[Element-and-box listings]
────

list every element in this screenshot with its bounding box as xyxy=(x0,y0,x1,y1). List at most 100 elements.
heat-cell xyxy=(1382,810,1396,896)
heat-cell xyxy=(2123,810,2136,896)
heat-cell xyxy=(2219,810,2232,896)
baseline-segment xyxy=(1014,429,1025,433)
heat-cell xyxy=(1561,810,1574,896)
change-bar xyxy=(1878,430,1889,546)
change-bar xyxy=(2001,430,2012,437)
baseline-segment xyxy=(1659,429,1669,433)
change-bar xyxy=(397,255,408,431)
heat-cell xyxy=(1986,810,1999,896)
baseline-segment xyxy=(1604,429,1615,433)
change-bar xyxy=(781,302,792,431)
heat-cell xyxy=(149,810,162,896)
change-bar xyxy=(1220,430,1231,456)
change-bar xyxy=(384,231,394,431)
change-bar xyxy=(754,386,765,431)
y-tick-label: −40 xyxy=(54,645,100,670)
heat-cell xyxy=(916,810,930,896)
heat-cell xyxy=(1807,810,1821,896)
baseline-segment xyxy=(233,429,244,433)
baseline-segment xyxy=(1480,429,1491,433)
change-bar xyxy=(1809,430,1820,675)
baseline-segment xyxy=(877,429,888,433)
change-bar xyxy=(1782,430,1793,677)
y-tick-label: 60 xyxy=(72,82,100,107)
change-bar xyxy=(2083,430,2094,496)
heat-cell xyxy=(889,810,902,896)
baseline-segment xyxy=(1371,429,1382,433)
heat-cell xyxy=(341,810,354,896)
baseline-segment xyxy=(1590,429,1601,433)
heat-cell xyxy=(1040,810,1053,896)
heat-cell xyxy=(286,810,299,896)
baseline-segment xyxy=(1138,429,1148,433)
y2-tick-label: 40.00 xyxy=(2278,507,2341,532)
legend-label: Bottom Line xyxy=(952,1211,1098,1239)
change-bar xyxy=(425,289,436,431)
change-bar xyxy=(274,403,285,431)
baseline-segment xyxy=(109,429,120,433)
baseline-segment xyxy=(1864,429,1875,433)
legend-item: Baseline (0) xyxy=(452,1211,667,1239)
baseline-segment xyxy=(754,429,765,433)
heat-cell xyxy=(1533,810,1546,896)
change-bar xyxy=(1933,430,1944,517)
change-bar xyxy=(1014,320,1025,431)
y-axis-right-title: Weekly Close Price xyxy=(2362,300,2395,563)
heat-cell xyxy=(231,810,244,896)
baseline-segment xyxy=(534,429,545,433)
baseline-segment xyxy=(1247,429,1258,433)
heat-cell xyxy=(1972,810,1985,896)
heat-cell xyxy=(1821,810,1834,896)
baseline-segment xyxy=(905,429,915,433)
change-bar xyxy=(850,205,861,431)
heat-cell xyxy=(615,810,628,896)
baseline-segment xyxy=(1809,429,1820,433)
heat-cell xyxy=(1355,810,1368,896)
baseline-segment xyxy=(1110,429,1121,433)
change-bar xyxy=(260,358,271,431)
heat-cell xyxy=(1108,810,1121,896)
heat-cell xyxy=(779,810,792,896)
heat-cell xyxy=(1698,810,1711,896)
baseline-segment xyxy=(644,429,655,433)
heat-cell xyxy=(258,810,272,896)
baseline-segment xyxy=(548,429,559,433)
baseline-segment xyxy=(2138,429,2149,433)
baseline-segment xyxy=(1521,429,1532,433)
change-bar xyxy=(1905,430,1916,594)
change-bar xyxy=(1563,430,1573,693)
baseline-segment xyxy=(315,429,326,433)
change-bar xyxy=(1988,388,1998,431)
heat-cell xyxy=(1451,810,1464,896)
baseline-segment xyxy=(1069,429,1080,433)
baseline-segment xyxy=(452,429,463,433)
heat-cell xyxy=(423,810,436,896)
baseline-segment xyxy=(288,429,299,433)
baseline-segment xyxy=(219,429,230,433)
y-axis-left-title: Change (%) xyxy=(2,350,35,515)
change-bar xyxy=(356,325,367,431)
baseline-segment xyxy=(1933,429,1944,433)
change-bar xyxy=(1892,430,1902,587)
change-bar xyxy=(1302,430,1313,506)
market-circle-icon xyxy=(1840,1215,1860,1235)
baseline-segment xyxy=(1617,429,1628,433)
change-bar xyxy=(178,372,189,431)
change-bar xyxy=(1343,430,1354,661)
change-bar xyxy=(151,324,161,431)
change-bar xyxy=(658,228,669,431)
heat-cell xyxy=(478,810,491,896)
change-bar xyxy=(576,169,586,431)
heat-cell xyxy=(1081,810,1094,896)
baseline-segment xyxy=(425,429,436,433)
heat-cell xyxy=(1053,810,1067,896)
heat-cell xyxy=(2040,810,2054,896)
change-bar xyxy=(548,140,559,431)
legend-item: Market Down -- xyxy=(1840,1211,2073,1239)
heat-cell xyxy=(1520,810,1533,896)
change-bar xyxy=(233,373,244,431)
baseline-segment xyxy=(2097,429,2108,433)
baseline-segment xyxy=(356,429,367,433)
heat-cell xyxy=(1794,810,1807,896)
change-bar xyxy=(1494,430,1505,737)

────

Rename "heat-cell" to "heatmap-cell" everywhere it occurs in the rows above, and give all the rows again with nothing else changed.

list every element in this screenshot with its bounding box as xyxy=(x0,y0,x1,y1). List at most 100 elements.
heatmap-cell xyxy=(1382,810,1396,896)
heatmap-cell xyxy=(2123,810,2136,896)
heatmap-cell xyxy=(2219,810,2232,896)
baseline-segment xyxy=(1014,429,1025,433)
heatmap-cell xyxy=(1561,810,1574,896)
change-bar xyxy=(1878,430,1889,546)
change-bar xyxy=(2001,430,2012,437)
baseline-segment xyxy=(1659,429,1669,433)
change-bar xyxy=(397,255,408,431)
heatmap-cell xyxy=(1986,810,1999,896)
baseline-segment xyxy=(1604,429,1615,433)
change-bar xyxy=(781,302,792,431)
heatmap-cell xyxy=(149,810,162,896)
change-bar xyxy=(1220,430,1231,456)
change-bar xyxy=(384,231,394,431)
change-bar xyxy=(754,386,765,431)
y-tick-label: −40 xyxy=(54,645,100,670)
heatmap-cell xyxy=(916,810,930,896)
heatmap-cell xyxy=(1807,810,1821,896)
baseline-segment xyxy=(233,429,244,433)
baseline-segment xyxy=(1480,429,1491,433)
change-bar xyxy=(1809,430,1820,675)
baseline-segment xyxy=(877,429,888,433)
change-bar xyxy=(1782,430,1793,677)
y-tick-label: 60 xyxy=(72,82,100,107)
change-bar xyxy=(2083,430,2094,496)
heatmap-cell xyxy=(889,810,902,896)
baseline-segment xyxy=(1371,429,1382,433)
heatmap-cell xyxy=(341,810,354,896)
baseline-segment xyxy=(1590,429,1601,433)
heatmap-cell xyxy=(1040,810,1053,896)
heatmap-cell xyxy=(286,810,299,896)
baseline-segment xyxy=(1138,429,1148,433)
y2-tick-label: 40.00 xyxy=(2278,507,2341,532)
legend-label: Bottom Line xyxy=(952,1211,1098,1239)
change-bar xyxy=(425,289,436,431)
change-bar xyxy=(274,403,285,431)
baseline-segment xyxy=(109,429,120,433)
baseline-segment xyxy=(1864,429,1875,433)
legend-item: Baseline (0) xyxy=(452,1211,667,1239)
baseline-segment xyxy=(754,429,765,433)
heatmap-cell xyxy=(1533,810,1546,896)
change-bar xyxy=(1933,430,1944,517)
change-bar xyxy=(1014,320,1025,431)
y-axis-right-title: Weekly Close Price xyxy=(2362,300,2395,563)
heatmap-cell xyxy=(231,810,244,896)
baseline-segment xyxy=(534,429,545,433)
baseline-segment xyxy=(1247,429,1258,433)
heatmap-cell xyxy=(1972,810,1985,896)
heatmap-cell xyxy=(1821,810,1834,896)
baseline-segment xyxy=(905,429,915,433)
change-bar xyxy=(850,205,861,431)
heatmap-cell xyxy=(615,810,628,896)
baseline-segment xyxy=(1809,429,1820,433)
heatmap-cell xyxy=(1355,810,1368,896)
baseline-segment xyxy=(1110,429,1121,433)
change-bar xyxy=(260,358,271,431)
heatmap-cell xyxy=(1108,810,1121,896)
heatmap-cell xyxy=(779,810,792,896)
heatmap-cell xyxy=(1698,810,1711,896)
baseline-segment xyxy=(644,429,655,433)
heatmap-cell xyxy=(258,810,272,896)
baseline-segment xyxy=(548,429,559,433)
baseline-segment xyxy=(2138,429,2149,433)
baseline-segment xyxy=(1521,429,1532,433)
change-bar xyxy=(1905,430,1916,594)
change-bar xyxy=(1563,430,1573,693)
baseline-segment xyxy=(315,429,326,433)
change-bar xyxy=(1988,388,1998,431)
heatmap-cell xyxy=(1451,810,1464,896)
baseline-segment xyxy=(1069,429,1080,433)
baseline-segment xyxy=(452,429,463,433)
heatmap-cell xyxy=(423,810,436,896)
baseline-segment xyxy=(288,429,299,433)
baseline-segment xyxy=(219,429,230,433)
y-axis-left-title: Change (%) xyxy=(2,350,35,515)
change-bar xyxy=(356,325,367,431)
baseline-segment xyxy=(1933,429,1944,433)
change-bar xyxy=(1892,430,1902,587)
change-bar xyxy=(1302,430,1313,506)
market-circle-icon xyxy=(1840,1215,1860,1235)
baseline-segment xyxy=(1617,429,1628,433)
change-bar xyxy=(178,372,189,431)
change-bar xyxy=(1343,430,1354,661)
change-bar xyxy=(151,324,161,431)
change-bar xyxy=(658,228,669,431)
heatmap-cell xyxy=(478,810,491,896)
change-bar xyxy=(576,169,586,431)
heatmap-cell xyxy=(1081,810,1094,896)
baseline-segment xyxy=(425,429,436,433)
heatmap-cell xyxy=(1053,810,1067,896)
heatmap-cell xyxy=(2040,810,2054,896)
change-bar xyxy=(548,140,559,431)
legend-item: Market Down -- xyxy=(1840,1211,2073,1239)
heatmap-cell xyxy=(1520,810,1533,896)
change-bar xyxy=(233,373,244,431)
baseline-segment xyxy=(2097,429,2108,433)
baseline-segment xyxy=(356,429,367,433)
heatmap-cell xyxy=(1794,810,1807,896)
change-bar xyxy=(1494,430,1505,737)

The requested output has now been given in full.